++++ Supplied records

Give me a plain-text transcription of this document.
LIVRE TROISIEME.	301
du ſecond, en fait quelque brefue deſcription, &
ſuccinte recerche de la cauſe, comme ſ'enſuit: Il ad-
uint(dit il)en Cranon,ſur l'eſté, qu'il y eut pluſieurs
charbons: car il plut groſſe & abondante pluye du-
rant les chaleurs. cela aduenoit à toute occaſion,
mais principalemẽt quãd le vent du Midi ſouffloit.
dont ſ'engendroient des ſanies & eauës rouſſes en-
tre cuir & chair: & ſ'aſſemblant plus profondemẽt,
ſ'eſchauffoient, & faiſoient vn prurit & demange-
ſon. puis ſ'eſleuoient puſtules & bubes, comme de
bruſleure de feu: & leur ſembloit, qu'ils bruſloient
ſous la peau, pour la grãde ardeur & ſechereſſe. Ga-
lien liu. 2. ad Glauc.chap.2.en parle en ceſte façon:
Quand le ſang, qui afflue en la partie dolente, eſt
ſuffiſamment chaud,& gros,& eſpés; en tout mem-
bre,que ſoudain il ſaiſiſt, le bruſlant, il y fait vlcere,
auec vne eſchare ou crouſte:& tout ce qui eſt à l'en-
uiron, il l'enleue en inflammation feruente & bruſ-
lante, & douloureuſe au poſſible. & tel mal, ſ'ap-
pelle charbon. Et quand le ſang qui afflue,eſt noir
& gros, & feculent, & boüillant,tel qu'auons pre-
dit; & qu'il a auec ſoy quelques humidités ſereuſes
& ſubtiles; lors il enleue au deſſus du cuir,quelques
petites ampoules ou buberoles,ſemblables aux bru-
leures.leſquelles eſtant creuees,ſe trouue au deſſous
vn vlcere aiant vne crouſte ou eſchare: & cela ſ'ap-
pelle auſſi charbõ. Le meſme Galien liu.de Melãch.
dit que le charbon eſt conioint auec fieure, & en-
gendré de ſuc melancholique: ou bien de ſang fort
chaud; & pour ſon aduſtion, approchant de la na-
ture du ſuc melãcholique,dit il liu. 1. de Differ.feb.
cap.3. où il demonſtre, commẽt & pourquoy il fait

++++++++

Quote all the records. Keep every word exact.

Give me a plain-text transcription of this document.
LIVRE TROISIEME.	301
du ſecond, en fait quelque brefue deſcription, &
ſuccinte recerche de la cauſe, comme ſ'enſuit: Il ad-
uint(dit il)en Cranon,ſur l'eſté, qu'il y eut pluſieurs
charbons: car il plut groſſe & abondante pluye du-
rant les chaleurs. cela aduenoit à toute occaſion,
mais principalemẽt quãd le vent du Midi ſouffloit.
dont ſ'engendroient des ſanies & eauës rouſſes en-
tre cuir & chair: & ſ'aſſemblant plus profondemẽt,
ſ'eſchauffoient, & faiſoient vn prurit & demange-
ſon. puis ſ'eſleuoient puſtules & bubes, comme de
bruſleure de feu: & leur ſembloit, qu'ils bruſloient
ſous la peau, pour la grãde ardeur & ſechereſſe. Ga-
lien liu. 2. ad Glauc.chap.2.en parle en ceſte façon:
Quand le ſang, qui afflue en la partie dolente, eſt
ſuffiſamment chaud,& gros,& eſpés; en tout mem-
bre,que ſoudain il ſaiſiſt, le bruſlant, il y fait vlcere,
auec vne eſchare ou crouſte:& tout ce qui eſt à l'en-
uiron, il l'enleue en inflammation feruente & bruſ-
lante, & douloureuſe au poſſible. & tel mal, ſ'ap-
pelle charbon. Et quand le ſang qui afflue,eſt noir
& gros, & feculent, & boüillant,tel qu'auons pre-
dit; & qu'il a auec ſoy quelques humidités ſereuſes
& ſubtiles; lors il enleue au deſſus du cuir,quelques
petites ampoules ou buberoles,ſemblables aux bru-
leures.leſquelles eſtant creuees,ſe trouue au deſſous
vn vlcere aiant vne crouſte ou eſchare: & cela ſ'ap-
pelle auſſi charbõ. Le meſme Galien liu.de Melãch.
dit que le charbon eſt conioint auec fieure, & en-
gendré de ſuc melancholique: ou bien de ſang fort
chaud; & pour ſon aduſtion, approchant de la na-
ture du ſuc melãcholique,dit il liu. 1. de Differ.feb.
cap.3. où il demonſtre, commẽt & pourquoy il fait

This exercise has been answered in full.